***** Entries provided

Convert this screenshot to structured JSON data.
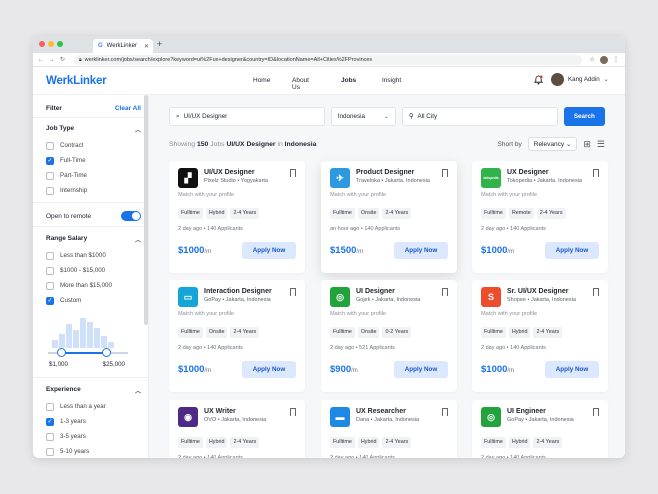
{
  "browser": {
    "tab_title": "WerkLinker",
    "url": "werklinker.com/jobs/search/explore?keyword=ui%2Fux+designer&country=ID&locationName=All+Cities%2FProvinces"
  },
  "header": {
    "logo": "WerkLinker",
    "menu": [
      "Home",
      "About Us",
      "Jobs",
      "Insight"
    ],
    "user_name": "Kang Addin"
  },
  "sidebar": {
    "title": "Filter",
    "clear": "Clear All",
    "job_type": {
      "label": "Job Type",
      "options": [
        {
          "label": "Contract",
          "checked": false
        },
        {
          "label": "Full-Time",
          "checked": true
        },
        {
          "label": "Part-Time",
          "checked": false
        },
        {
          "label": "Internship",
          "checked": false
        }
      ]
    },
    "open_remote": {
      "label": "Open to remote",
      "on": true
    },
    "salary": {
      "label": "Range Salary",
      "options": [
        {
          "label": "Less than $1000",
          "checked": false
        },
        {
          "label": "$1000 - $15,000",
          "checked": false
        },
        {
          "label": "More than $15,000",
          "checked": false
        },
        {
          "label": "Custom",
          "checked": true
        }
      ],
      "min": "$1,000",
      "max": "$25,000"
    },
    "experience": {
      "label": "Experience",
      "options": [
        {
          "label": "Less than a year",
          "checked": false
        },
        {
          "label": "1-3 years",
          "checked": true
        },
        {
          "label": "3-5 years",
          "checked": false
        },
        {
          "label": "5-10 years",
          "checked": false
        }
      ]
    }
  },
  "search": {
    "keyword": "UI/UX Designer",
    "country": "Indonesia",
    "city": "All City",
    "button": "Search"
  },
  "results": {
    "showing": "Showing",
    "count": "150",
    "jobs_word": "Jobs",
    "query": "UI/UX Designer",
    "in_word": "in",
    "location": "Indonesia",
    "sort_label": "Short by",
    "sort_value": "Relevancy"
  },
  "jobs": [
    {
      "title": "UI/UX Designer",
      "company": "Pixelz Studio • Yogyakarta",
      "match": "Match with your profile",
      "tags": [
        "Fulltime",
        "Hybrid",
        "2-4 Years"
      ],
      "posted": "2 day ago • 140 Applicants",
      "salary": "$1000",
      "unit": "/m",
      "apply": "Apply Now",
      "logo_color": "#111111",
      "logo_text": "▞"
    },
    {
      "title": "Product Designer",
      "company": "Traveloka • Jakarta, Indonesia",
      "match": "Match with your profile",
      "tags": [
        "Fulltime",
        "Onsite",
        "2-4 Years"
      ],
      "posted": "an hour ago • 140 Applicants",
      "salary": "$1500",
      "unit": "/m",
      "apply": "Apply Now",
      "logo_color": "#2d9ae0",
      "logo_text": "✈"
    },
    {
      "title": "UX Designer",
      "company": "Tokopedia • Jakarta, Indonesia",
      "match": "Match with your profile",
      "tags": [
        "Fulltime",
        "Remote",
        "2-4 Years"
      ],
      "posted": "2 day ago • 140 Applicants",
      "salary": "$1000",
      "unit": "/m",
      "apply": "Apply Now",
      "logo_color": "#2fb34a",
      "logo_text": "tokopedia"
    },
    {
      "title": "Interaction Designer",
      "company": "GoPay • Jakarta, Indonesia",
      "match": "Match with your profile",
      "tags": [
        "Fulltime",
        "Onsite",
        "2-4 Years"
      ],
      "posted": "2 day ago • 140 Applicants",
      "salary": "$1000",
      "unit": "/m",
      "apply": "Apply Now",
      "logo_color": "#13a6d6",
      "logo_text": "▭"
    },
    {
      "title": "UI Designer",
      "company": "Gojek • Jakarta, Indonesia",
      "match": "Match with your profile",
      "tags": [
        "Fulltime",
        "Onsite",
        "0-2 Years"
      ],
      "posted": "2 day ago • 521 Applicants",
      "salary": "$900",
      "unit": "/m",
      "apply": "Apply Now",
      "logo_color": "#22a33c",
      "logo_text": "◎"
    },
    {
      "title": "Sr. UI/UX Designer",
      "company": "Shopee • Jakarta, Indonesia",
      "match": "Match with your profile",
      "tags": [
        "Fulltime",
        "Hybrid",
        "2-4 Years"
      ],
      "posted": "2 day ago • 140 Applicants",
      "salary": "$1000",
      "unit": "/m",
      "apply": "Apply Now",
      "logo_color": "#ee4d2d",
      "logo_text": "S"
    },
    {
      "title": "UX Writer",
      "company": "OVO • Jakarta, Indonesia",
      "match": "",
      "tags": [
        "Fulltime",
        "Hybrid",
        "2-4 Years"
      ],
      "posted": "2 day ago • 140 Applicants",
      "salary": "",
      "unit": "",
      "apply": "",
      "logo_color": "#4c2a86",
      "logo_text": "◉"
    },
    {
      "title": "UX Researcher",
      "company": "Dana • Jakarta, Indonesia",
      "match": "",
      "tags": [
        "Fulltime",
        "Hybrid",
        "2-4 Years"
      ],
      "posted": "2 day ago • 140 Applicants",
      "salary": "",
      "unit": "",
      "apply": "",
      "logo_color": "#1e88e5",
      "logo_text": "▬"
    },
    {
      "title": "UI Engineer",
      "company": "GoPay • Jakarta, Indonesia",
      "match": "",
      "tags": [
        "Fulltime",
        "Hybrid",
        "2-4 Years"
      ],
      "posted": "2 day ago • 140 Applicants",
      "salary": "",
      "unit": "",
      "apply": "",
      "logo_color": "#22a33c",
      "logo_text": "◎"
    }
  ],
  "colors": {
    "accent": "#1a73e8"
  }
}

**********
***** Entries provided

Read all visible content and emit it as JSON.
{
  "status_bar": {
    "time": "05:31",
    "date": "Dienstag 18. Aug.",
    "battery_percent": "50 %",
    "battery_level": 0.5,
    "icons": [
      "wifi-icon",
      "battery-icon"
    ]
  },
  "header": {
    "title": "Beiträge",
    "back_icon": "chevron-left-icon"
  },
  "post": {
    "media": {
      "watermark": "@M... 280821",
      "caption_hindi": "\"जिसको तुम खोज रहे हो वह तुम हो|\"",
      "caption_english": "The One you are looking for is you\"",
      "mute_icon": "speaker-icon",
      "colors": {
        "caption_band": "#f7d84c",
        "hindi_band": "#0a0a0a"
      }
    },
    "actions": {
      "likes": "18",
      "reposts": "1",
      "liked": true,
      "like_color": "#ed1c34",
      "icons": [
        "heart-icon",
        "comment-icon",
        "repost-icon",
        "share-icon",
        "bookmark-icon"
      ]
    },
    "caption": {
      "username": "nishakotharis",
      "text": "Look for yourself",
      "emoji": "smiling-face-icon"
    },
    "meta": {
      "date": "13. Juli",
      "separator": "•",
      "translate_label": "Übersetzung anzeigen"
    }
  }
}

**********
***** Entries provided

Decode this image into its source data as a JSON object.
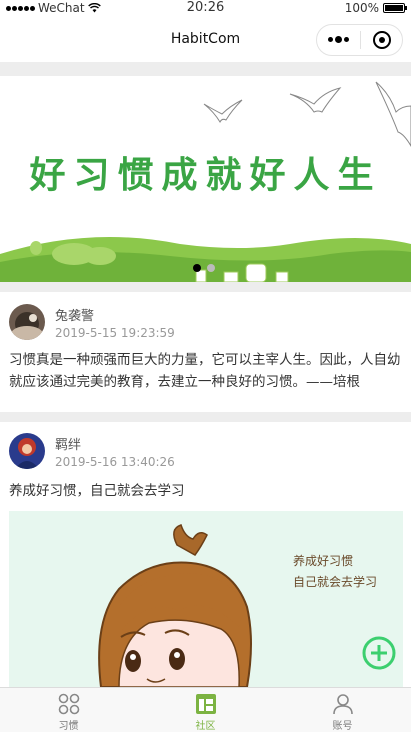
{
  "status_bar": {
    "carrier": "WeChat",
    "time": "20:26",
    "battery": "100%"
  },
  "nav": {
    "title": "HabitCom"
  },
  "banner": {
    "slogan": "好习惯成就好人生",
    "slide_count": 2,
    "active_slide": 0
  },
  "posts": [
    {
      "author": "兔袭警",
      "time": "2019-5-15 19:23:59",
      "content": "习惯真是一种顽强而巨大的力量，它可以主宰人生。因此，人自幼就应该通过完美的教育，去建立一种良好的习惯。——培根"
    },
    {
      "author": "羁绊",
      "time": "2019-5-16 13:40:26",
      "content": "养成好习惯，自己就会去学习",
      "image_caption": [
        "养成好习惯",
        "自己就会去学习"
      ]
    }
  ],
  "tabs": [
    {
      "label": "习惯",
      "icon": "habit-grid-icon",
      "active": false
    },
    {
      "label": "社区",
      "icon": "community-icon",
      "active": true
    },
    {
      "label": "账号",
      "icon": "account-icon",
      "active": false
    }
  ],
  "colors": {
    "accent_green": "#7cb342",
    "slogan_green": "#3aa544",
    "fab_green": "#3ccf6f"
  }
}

**********

* **Objective**:
Only the number is required: the count of lines containing the word "Indonesia".

* **Worked solution**:
10